* [PROBLEM REQUIREMENTS]: Identify the lines in the data below that contain "user" and give only how many there are.

[Dataset items]

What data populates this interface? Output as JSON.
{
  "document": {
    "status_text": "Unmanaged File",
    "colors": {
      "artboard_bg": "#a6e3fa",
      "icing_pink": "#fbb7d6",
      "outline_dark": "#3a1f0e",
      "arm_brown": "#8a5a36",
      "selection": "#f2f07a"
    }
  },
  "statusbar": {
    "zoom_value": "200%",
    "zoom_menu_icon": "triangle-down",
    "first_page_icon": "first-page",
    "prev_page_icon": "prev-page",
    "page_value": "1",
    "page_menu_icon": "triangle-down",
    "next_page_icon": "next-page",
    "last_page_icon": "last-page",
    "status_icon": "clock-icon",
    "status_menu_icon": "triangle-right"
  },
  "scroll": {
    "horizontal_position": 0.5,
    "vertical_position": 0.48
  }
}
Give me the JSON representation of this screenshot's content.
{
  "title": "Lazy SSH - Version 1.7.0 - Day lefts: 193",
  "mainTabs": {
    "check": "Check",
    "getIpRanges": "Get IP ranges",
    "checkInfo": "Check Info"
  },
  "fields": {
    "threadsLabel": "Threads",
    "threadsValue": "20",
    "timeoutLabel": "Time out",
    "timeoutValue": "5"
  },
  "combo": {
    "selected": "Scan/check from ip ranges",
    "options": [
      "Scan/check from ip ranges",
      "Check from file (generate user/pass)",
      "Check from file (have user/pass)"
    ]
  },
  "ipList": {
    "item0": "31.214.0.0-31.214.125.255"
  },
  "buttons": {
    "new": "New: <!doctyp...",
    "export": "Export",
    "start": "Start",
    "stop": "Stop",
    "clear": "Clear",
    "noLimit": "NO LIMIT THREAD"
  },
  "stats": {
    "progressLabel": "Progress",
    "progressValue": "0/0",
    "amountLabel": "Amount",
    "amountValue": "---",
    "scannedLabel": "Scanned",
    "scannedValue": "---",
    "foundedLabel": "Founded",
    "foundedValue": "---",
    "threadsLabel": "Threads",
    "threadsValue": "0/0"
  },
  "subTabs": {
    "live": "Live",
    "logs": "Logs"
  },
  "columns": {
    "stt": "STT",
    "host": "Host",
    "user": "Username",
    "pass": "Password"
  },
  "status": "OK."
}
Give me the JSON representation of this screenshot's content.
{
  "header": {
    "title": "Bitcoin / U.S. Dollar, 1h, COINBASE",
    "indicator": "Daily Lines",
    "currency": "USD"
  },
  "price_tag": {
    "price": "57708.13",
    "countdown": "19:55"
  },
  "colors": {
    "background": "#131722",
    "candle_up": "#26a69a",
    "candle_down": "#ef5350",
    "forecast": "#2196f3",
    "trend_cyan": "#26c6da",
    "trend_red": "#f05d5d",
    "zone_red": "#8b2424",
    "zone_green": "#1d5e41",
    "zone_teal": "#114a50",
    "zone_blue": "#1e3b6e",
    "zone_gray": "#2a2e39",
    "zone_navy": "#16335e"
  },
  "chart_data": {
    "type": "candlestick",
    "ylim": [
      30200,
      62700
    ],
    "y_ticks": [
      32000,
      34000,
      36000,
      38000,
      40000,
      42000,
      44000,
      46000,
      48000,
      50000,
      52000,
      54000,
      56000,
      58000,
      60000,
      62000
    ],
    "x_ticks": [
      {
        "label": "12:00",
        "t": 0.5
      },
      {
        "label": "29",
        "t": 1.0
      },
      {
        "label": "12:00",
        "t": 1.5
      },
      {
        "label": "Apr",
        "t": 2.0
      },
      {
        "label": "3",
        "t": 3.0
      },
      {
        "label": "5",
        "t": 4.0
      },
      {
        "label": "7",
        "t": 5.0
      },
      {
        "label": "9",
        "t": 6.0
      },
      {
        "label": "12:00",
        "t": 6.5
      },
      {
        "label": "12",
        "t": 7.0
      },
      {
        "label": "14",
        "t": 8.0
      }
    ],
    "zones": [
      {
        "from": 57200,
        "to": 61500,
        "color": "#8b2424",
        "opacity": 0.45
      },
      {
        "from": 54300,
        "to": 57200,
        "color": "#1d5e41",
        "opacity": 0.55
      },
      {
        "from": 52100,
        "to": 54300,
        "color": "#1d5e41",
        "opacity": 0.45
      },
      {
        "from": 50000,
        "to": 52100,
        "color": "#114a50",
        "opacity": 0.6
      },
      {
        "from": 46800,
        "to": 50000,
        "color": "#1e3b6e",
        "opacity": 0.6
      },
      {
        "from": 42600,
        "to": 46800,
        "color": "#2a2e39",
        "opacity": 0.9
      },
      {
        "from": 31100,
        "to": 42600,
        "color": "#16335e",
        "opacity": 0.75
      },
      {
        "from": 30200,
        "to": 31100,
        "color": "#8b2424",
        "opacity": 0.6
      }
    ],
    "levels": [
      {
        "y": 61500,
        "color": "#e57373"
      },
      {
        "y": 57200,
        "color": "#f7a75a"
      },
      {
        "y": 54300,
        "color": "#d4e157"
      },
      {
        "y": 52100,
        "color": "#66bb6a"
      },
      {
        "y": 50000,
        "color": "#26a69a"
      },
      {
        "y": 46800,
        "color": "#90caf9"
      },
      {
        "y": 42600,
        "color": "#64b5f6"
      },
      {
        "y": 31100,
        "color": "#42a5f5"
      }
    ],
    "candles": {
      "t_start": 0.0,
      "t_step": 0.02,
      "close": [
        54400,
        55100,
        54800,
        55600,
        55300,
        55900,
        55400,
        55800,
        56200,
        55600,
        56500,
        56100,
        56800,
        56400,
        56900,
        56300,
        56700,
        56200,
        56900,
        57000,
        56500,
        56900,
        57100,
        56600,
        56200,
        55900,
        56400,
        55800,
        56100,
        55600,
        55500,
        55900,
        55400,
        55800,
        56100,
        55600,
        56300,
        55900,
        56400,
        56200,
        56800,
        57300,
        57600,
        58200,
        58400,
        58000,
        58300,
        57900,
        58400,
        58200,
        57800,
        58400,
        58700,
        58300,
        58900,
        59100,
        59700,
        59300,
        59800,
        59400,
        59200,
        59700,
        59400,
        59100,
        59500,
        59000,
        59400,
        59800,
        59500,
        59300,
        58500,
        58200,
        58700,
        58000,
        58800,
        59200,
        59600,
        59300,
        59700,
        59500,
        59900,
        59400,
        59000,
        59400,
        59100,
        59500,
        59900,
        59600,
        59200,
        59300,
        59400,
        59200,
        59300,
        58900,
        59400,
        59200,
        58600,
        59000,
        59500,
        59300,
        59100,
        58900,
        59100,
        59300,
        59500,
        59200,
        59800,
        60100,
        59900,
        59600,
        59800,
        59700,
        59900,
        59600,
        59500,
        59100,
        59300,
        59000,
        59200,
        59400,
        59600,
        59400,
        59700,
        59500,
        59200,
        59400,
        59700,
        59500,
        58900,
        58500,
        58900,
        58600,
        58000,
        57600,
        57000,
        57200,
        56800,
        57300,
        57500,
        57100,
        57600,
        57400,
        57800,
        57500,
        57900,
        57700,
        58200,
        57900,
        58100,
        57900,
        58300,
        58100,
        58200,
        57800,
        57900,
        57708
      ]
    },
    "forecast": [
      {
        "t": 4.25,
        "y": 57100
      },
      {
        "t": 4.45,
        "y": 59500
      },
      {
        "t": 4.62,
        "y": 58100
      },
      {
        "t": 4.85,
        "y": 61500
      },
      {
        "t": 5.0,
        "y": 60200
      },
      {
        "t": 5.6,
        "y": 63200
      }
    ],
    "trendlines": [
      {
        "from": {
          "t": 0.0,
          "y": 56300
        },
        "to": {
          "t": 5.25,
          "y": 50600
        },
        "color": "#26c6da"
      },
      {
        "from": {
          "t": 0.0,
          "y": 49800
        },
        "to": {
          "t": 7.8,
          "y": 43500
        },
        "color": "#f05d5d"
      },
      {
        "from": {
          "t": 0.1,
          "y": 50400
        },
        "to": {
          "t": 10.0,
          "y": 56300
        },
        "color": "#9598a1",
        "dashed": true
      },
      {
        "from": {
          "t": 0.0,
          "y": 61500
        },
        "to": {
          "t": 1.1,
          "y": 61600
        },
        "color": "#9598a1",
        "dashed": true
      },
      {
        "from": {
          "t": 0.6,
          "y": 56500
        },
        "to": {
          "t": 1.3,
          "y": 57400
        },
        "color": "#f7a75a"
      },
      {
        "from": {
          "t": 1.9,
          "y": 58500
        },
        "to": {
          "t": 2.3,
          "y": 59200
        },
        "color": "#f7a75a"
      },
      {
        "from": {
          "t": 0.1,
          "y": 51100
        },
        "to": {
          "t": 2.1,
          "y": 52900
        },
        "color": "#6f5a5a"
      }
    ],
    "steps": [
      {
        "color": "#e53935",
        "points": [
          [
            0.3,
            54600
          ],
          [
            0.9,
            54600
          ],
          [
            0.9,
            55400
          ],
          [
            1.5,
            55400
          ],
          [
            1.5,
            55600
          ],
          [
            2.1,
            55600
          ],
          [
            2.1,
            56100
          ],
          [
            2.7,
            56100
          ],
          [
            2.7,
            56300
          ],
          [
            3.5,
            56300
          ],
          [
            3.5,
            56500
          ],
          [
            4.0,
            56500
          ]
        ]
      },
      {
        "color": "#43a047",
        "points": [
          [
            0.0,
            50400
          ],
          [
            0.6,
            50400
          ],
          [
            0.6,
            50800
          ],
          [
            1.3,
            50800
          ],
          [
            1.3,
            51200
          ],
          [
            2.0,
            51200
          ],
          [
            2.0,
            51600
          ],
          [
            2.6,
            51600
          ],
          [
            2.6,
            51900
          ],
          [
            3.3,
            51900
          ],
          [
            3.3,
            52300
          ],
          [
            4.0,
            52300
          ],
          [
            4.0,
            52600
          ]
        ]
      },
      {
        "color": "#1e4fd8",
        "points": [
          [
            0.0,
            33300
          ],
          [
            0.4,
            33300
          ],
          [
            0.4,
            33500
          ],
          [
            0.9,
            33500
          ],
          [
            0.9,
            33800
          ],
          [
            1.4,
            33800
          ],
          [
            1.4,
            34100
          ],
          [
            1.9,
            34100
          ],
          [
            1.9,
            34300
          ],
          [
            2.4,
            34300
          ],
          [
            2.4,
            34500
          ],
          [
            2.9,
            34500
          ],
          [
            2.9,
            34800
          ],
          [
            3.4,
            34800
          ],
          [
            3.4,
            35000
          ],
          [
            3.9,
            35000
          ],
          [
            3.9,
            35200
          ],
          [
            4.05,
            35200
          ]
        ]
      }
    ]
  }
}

* [SOLUTION BELOW]: 3